[What to work on] Restate the full listing word for word and leave the pictures out.

[Records shown]
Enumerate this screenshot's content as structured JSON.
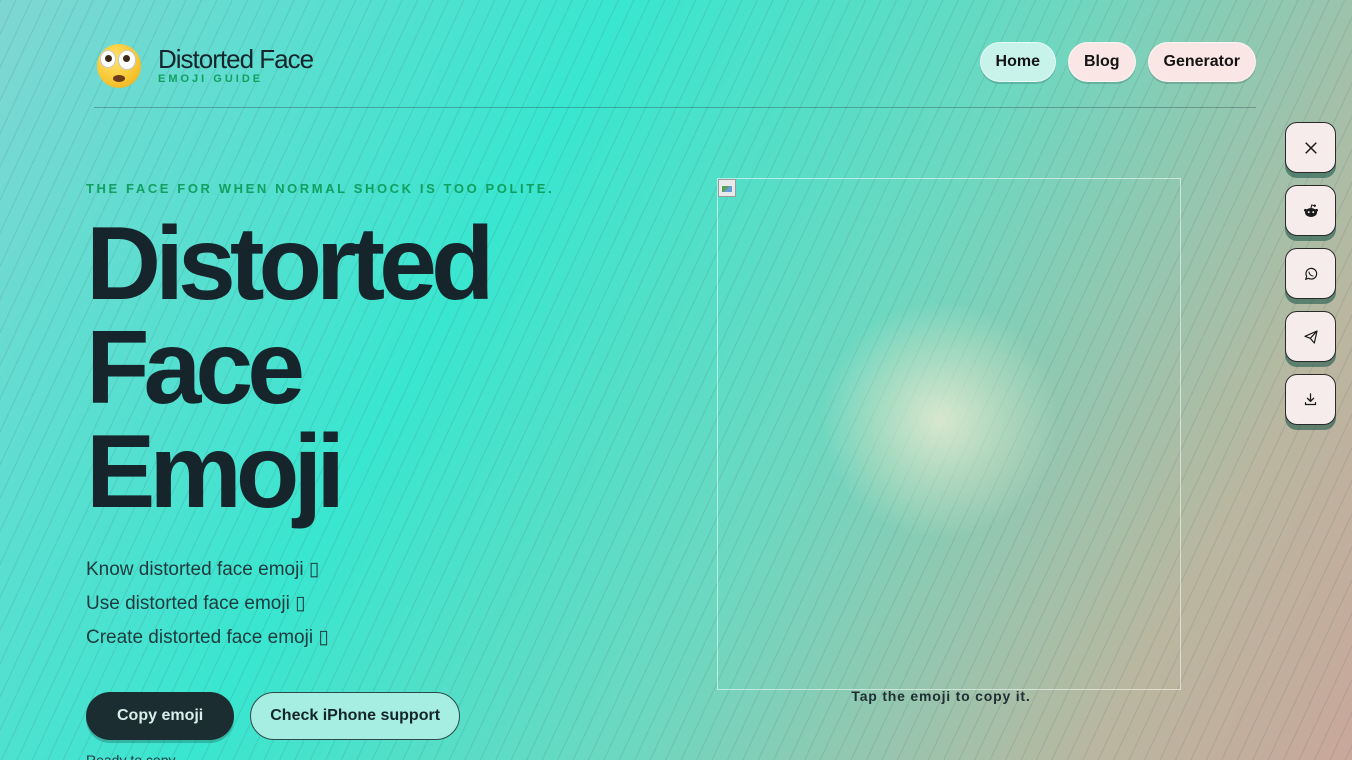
{
  "brand": {
    "name": "Distorted Face",
    "subtitle": "EMOJI GUIDE"
  },
  "nav": {
    "home": "Home",
    "blog": "Blog",
    "generator": "Generator"
  },
  "side_actions": [
    {
      "icon": "x-icon"
    },
    {
      "icon": "reddit-icon"
    },
    {
      "icon": "whatsapp-icon"
    },
    {
      "icon": "telegram-icon"
    },
    {
      "icon": "download-icon"
    }
  ],
  "hero": {
    "kicker": "THE FACE FOR WHEN NORMAL SHOCK IS TOO POLITE.",
    "title_line1": "Distorted",
    "title_line2": "Face",
    "title_line3": "Emoji",
    "lines": [
      "Know distorted face emoji ▯",
      "Use distorted face emoji ▯",
      "Create distorted face emoji ▯"
    ],
    "copy_button": "Copy emoji",
    "iphone_button": "Check iPhone support",
    "status": "Ready to copy"
  },
  "emoji_panel": {
    "hint": "Tap the emoji to copy it."
  },
  "colors": {
    "accent_green": "#11a060",
    "dark": "#1c2d31",
    "mint": "#a6eee2"
  }
}
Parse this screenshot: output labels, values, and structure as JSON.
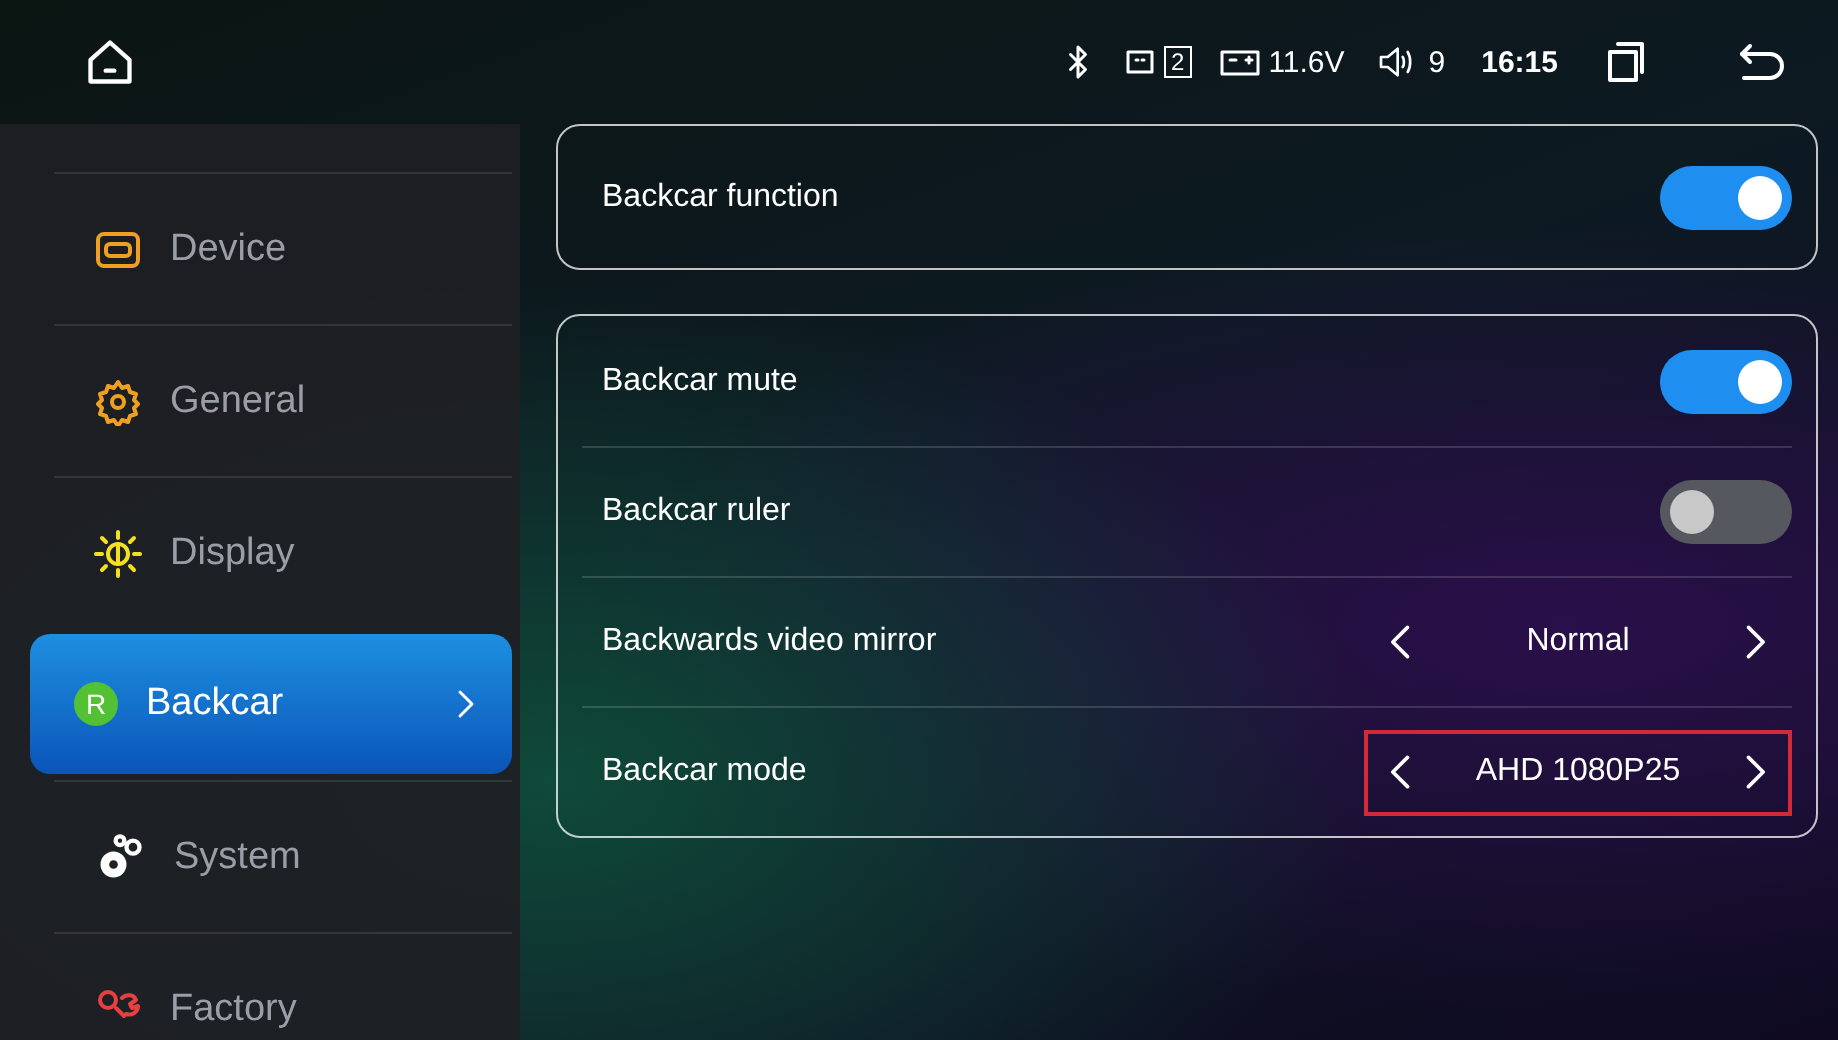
{
  "status_bar": {
    "usb_count": "2",
    "voltage": "11.6V",
    "volume": "9",
    "time": "16:15"
  },
  "sidebar": {
    "items": [
      {
        "label": "Device",
        "selected": false
      },
      {
        "label": "General",
        "selected": false
      },
      {
        "label": "Display",
        "selected": false
      },
      {
        "label": "Backcar",
        "badge": "R",
        "selected": true
      },
      {
        "label": "System",
        "selected": false
      },
      {
        "label": "Factory",
        "selected": false
      }
    ]
  },
  "groups": [
    {
      "rows": [
        {
          "kind": "toggle",
          "label": "Backcar function",
          "on": true
        }
      ]
    },
    {
      "rows": [
        {
          "kind": "toggle",
          "label": "Backcar mute",
          "on": true
        },
        {
          "kind": "toggle",
          "label": "Backcar ruler",
          "on": false
        },
        {
          "kind": "selector",
          "label": "Backwards video mirror",
          "value": "Normal",
          "highlighted": false
        },
        {
          "kind": "selector",
          "label": "Backcar mode",
          "value": "AHD 1080P25",
          "highlighted": true
        }
      ]
    }
  ]
}
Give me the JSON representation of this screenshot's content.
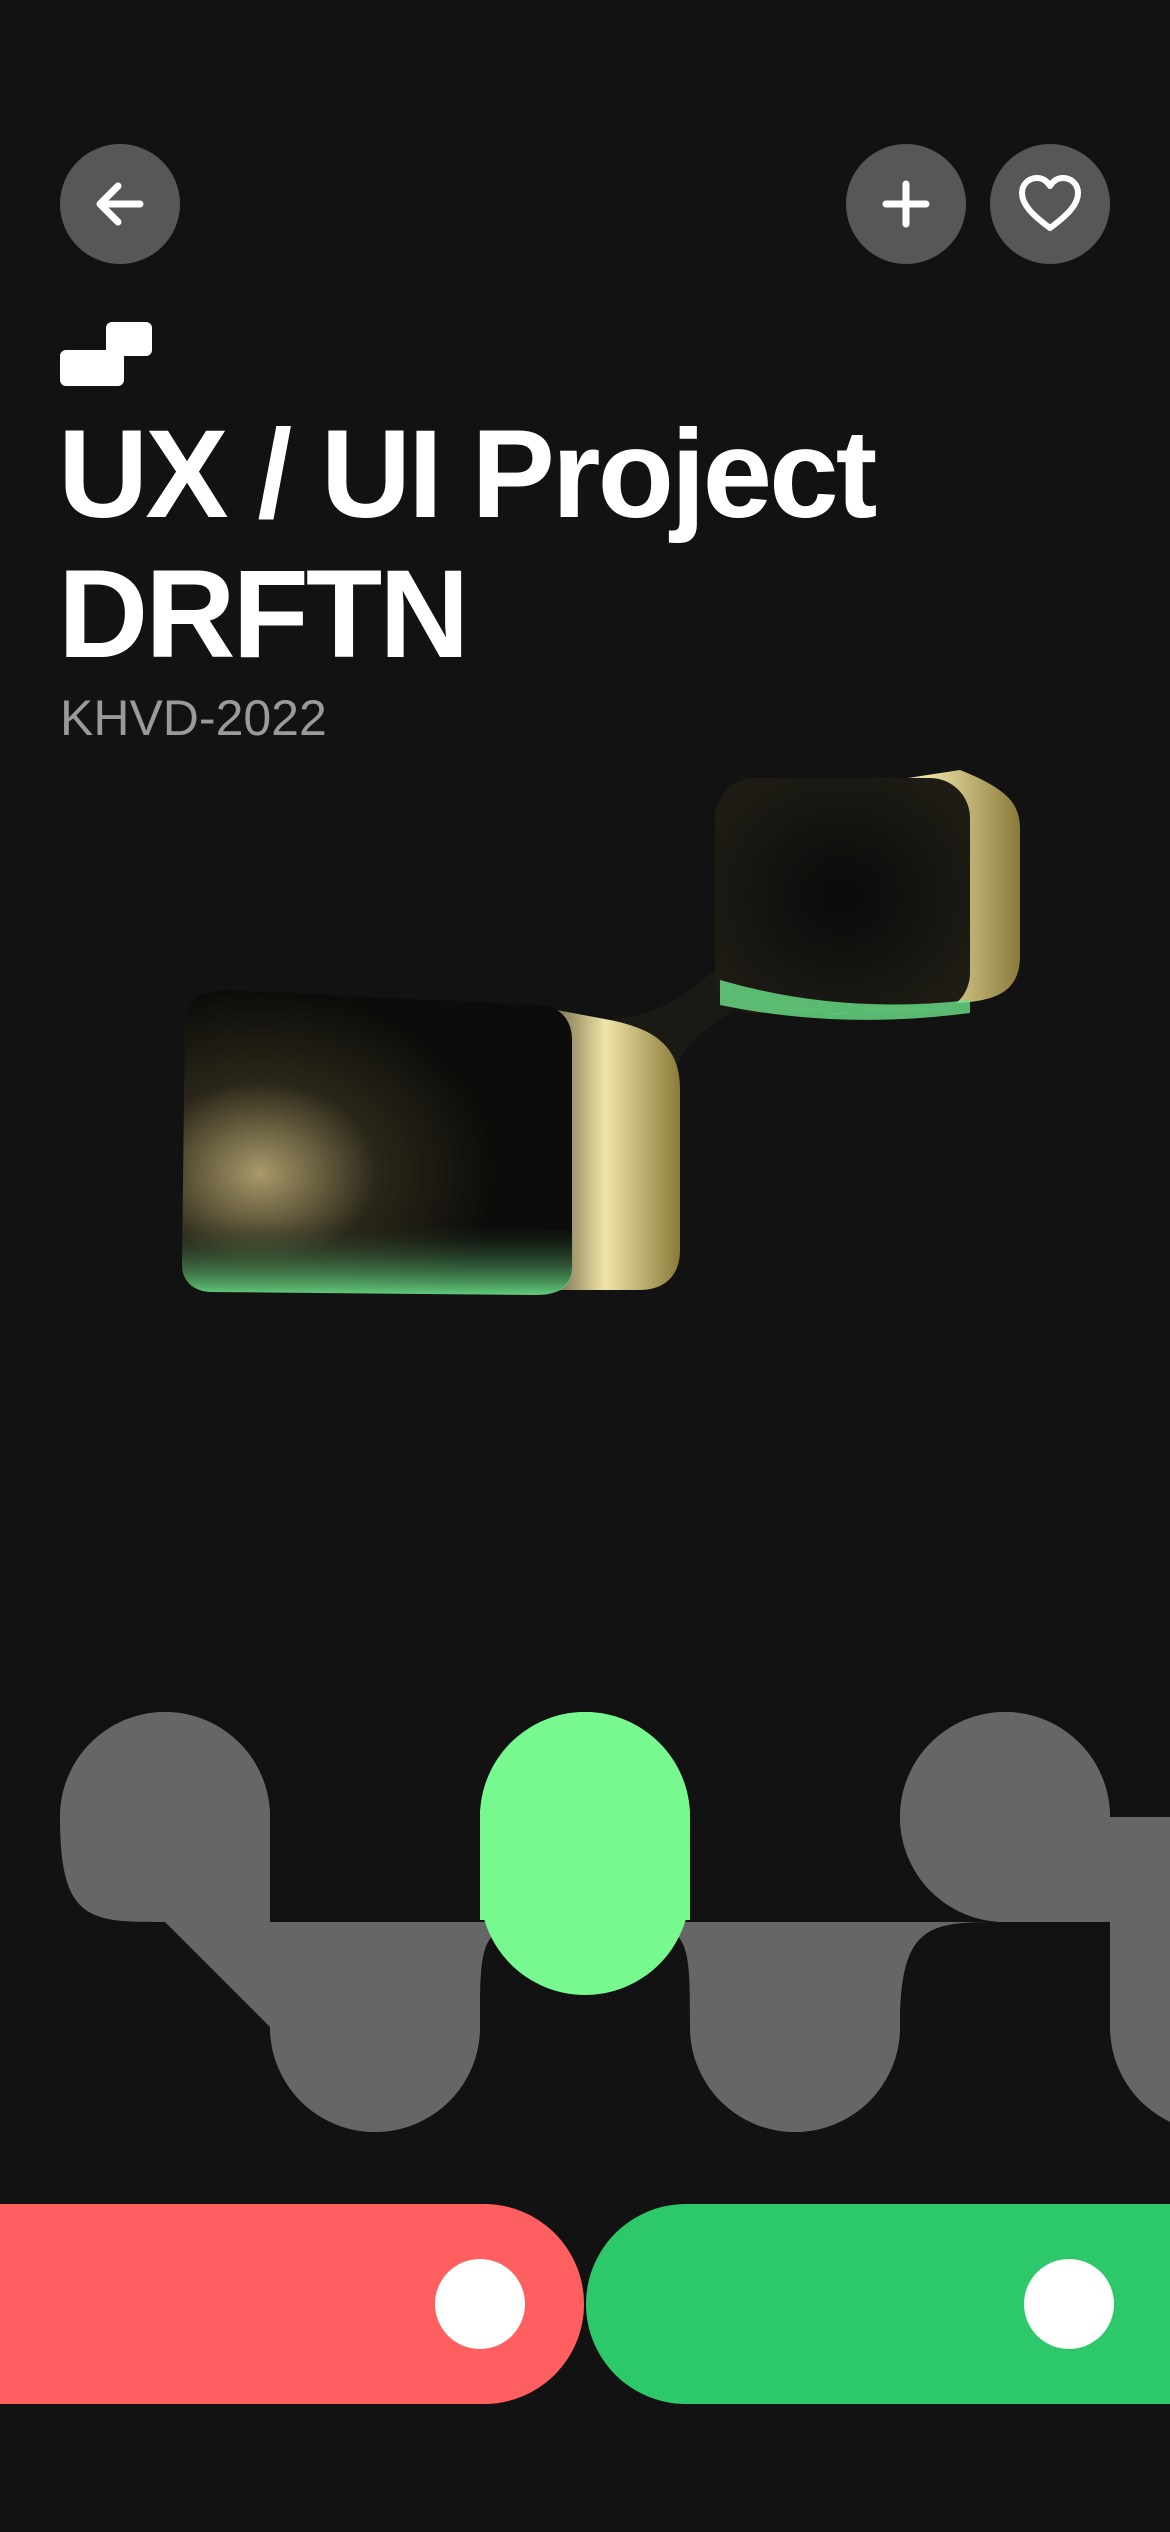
{
  "header": {
    "back_icon": "arrow-left-icon",
    "add_icon": "plus-icon",
    "favorite_icon": "heart-icon"
  },
  "project": {
    "title_line1": "UX / UI Project",
    "title_line2": "DRFTN",
    "code": "KHVD-2022"
  },
  "colors": {
    "background": "#121212",
    "button_bg": "#575757",
    "wave_gray": "#666666",
    "accent_green": "#77F98F",
    "toggle_red": "#FF5F5F",
    "toggle_green": "#2DC86A",
    "knob": "#FFFFFF"
  },
  "toggles": [
    {
      "name": "left-toggle",
      "color": "#FF5F5F"
    },
    {
      "name": "right-toggle",
      "color": "#2DC86A"
    }
  ]
}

[Answer for this exercise]
Enumerate this screenshot's content as structured JSON.
{
  "brand": {
    "name": "Distorted Face",
    "subtitle": "EMOJI GUIDE"
  },
  "nav": {
    "home": "Home",
    "blog": "Blog",
    "generator": "Generator"
  },
  "side_actions": [
    {
      "icon": "x-icon"
    },
    {
      "icon": "reddit-icon"
    },
    {
      "icon": "whatsapp-icon"
    },
    {
      "icon": "telegram-icon"
    },
    {
      "icon": "download-icon"
    }
  ],
  "hero": {
    "kicker": "THE FACE FOR WHEN NORMAL SHOCK IS TOO POLITE.",
    "title_line1": "Distorted",
    "title_line2": "Face",
    "title_line3": "Emoji",
    "lines": [
      "Know distorted face emoji ▯",
      "Use distorted face emoji ▯",
      "Create distorted face emoji ▯"
    ],
    "copy_button": "Copy emoji",
    "iphone_button": "Check iPhone support",
    "status": "Ready to copy"
  },
  "emoji_panel": {
    "hint": "Tap the emoji to copy it."
  },
  "colors": {
    "accent_green": "#11a060",
    "dark": "#1c2d31",
    "mint": "#a6eee2"
  }
}
Parse this screenshot: output labels, values, and structure as JSON.
{
  "status_bar": {
    "usb_count": "2",
    "voltage": "11.6V",
    "volume": "9",
    "time": "16:15"
  },
  "sidebar": {
    "items": [
      {
        "label": "Device",
        "selected": false
      },
      {
        "label": "General",
        "selected": false
      },
      {
        "label": "Display",
        "selected": false
      },
      {
        "label": "Backcar",
        "badge": "R",
        "selected": true
      },
      {
        "label": "System",
        "selected": false
      },
      {
        "label": "Factory",
        "selected": false
      }
    ]
  },
  "groups": [
    {
      "rows": [
        {
          "kind": "toggle",
          "label": "Backcar function",
          "on": true
        }
      ]
    },
    {
      "rows": [
        {
          "kind": "toggle",
          "label": "Backcar mute",
          "on": true
        },
        {
          "kind": "toggle",
          "label": "Backcar ruler",
          "on": false
        },
        {
          "kind": "selector",
          "label": "Backwards video mirror",
          "value": "Normal",
          "highlighted": false
        },
        {
          "kind": "selector",
          "label": "Backcar mode",
          "value": "AHD 1080P25",
          "highlighted": true
        }
      ]
    }
  ]
}
Give me the JSON representation of this screenshot's content.
{
  "header": {
    "back_icon": "arrow-left-icon",
    "add_icon": "plus-icon",
    "favorite_icon": "heart-icon"
  },
  "project": {
    "title_line1": "UX / UI Project",
    "title_line2": "DRFTN",
    "code": "KHVD-2022"
  },
  "colors": {
    "background": "#121212",
    "button_bg": "#575757",
    "wave_gray": "#666666",
    "accent_green": "#77F98F",
    "toggle_red": "#FF5F5F",
    "toggle_green": "#2DC86A",
    "knob": "#FFFFFF"
  },
  "toggles": [
    {
      "name": "left-toggle",
      "color": "#FF5F5F"
    },
    {
      "name": "right-toggle",
      "color": "#2DC86A"
    }
  ]
}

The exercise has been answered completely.